TASK DETAILS: Write out, character for character, the stretch from the first line of the material below through the line that contains "x-tick-label: 2015 xyxy=(451,521,504,548)", including both of those lines.

Labeled box material:
■ ■ ■ ■
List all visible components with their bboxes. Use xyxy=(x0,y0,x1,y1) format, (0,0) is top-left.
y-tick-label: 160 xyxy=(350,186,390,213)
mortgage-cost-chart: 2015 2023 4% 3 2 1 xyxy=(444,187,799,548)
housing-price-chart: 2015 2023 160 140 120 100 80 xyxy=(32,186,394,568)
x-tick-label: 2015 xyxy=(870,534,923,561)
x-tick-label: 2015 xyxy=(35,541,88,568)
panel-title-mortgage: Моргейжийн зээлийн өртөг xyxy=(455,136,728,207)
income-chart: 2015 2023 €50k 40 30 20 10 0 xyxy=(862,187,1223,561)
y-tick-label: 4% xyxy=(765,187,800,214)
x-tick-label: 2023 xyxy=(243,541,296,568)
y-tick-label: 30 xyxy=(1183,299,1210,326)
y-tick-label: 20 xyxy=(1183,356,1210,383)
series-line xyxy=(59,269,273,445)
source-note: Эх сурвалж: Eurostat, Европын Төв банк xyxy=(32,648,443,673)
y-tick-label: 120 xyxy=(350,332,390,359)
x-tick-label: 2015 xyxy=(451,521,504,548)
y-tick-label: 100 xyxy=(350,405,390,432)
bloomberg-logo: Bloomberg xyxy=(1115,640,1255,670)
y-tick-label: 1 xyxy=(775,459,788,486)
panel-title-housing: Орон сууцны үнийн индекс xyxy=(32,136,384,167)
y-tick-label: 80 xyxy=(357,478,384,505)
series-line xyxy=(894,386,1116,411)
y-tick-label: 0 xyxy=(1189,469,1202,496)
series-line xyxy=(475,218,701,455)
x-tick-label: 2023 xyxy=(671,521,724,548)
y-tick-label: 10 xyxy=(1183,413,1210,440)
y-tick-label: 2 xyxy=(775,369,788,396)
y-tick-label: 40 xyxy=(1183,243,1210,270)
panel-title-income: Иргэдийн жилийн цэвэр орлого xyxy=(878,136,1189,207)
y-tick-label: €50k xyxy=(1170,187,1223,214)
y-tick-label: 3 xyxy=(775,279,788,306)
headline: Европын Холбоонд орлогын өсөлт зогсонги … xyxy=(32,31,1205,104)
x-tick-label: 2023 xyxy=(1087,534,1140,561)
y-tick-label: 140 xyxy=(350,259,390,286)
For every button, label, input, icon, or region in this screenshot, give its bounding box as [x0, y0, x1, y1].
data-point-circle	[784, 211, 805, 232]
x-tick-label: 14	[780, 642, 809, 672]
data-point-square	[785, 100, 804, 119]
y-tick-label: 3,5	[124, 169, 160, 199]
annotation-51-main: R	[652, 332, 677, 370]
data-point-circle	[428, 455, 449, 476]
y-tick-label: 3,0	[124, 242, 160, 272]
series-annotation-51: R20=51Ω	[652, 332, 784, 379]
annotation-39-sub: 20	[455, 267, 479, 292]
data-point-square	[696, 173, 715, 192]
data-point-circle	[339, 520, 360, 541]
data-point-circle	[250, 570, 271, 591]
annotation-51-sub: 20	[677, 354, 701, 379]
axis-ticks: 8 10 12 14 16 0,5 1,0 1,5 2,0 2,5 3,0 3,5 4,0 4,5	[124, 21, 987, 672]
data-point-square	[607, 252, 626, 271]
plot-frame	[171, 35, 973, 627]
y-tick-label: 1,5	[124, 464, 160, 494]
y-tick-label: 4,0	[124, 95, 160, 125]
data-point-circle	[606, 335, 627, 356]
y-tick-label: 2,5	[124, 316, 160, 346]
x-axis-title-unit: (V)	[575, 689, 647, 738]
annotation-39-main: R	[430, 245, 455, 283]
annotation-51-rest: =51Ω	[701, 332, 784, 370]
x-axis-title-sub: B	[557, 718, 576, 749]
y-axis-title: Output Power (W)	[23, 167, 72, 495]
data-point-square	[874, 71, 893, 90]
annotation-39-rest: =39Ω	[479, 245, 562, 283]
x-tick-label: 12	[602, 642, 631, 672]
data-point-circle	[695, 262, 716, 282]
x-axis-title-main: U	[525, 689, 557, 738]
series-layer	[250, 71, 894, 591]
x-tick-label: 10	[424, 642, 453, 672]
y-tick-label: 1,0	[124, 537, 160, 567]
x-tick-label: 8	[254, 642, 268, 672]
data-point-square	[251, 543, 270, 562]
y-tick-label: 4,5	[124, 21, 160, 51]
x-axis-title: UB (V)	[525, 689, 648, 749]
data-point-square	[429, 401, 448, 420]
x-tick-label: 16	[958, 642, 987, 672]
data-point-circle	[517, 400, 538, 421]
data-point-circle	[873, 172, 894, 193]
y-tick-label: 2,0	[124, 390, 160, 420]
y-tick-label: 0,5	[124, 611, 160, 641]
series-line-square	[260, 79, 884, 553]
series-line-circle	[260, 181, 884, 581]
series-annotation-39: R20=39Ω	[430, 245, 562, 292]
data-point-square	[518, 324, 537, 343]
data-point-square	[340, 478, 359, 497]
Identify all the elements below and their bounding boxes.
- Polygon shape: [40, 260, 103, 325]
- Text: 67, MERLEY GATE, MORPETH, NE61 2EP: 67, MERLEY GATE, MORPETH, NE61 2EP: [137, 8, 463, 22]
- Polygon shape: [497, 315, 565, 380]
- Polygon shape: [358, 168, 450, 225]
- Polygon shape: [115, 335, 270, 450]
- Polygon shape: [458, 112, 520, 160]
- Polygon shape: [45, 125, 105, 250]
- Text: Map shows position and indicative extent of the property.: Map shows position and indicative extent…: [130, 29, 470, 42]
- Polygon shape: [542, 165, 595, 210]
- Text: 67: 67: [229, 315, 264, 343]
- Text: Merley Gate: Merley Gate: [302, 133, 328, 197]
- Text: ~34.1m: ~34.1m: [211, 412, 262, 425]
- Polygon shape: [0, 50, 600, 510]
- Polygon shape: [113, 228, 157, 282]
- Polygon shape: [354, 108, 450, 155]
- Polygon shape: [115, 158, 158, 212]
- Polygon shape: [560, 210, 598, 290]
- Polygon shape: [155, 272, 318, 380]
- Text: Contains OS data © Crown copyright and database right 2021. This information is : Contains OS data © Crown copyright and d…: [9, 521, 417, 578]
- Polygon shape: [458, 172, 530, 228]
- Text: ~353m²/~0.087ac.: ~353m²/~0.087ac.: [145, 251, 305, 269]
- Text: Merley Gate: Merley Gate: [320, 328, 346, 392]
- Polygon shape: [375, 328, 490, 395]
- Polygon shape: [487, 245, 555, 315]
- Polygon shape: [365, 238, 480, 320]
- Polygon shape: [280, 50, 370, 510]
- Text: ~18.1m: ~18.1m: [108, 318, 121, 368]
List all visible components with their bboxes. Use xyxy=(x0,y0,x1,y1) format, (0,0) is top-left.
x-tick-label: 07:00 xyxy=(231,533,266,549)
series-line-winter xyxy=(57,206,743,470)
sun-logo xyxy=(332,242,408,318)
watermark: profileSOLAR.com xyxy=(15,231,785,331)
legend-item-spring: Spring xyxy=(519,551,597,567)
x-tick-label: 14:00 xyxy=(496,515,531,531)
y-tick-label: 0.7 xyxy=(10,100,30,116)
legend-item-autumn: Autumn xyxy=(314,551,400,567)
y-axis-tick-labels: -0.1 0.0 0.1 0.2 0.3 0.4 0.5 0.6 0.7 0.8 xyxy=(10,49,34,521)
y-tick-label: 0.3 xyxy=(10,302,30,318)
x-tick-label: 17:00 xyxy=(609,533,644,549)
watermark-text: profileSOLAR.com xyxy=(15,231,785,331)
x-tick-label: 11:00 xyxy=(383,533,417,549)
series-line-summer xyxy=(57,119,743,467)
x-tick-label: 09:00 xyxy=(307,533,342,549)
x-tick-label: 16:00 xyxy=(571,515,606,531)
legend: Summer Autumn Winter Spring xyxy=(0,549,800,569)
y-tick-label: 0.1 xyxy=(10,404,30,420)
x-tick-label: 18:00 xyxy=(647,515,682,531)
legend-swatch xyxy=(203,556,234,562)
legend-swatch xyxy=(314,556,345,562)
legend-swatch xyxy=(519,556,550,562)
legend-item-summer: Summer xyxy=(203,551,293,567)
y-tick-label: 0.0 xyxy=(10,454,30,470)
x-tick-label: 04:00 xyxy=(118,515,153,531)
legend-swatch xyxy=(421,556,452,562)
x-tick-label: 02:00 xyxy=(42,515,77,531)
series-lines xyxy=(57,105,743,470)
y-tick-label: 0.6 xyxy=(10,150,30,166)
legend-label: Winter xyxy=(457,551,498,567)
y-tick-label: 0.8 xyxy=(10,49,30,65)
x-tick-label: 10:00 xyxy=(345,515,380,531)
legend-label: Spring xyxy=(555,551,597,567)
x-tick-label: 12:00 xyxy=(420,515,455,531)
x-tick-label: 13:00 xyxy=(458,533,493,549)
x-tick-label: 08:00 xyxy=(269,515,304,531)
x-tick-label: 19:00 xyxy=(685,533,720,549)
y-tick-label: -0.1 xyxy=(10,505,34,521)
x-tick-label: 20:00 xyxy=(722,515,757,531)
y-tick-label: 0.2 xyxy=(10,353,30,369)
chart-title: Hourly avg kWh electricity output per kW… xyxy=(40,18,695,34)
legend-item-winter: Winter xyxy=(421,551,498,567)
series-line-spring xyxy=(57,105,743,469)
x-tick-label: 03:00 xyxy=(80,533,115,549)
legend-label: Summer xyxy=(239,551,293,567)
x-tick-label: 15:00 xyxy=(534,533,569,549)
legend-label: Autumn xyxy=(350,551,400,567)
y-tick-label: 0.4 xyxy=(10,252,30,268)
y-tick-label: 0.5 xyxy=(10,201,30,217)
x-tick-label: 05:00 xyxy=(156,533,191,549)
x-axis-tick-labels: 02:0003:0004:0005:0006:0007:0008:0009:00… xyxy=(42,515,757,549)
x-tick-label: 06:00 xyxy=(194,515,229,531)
■ ■ ■ ■
EXERCISE ANSWER:
List all visible components with their bboxes. Use xyxy=(x0,y0,x1,y1) format, (0,0) is top-left.
y-tick-label: 160 xyxy=(350,186,390,213)
mortgage-cost-chart: 2015 2023 4% 3 2 1 xyxy=(444,187,799,548)
housing-price-chart: 2015 2023 160 140 120 100 80 xyxy=(32,186,394,568)
x-tick-label: 2015 xyxy=(870,534,923,561)
x-tick-label: 2015 xyxy=(35,541,88,568)
panel-title-mortgage: Моргейжийн зээлийн өртөг xyxy=(455,136,728,207)
income-chart: 2015 2023 €50k 40 30 20 10 0 xyxy=(862,187,1223,561)
y-tick-label: 4% xyxy=(765,187,800,214)
x-tick-label: 2023 xyxy=(243,541,296,568)
y-tick-label: 30 xyxy=(1183,299,1210,326)
y-tick-label: 20 xyxy=(1183,356,1210,383)
series-line xyxy=(59,269,273,445)
source-note: Эх сурвалж: Eurostat, Европын Төв банк xyxy=(32,648,443,673)
y-tick-label: 120 xyxy=(350,332,390,359)
x-tick-label: 2015 xyxy=(451,521,504,548)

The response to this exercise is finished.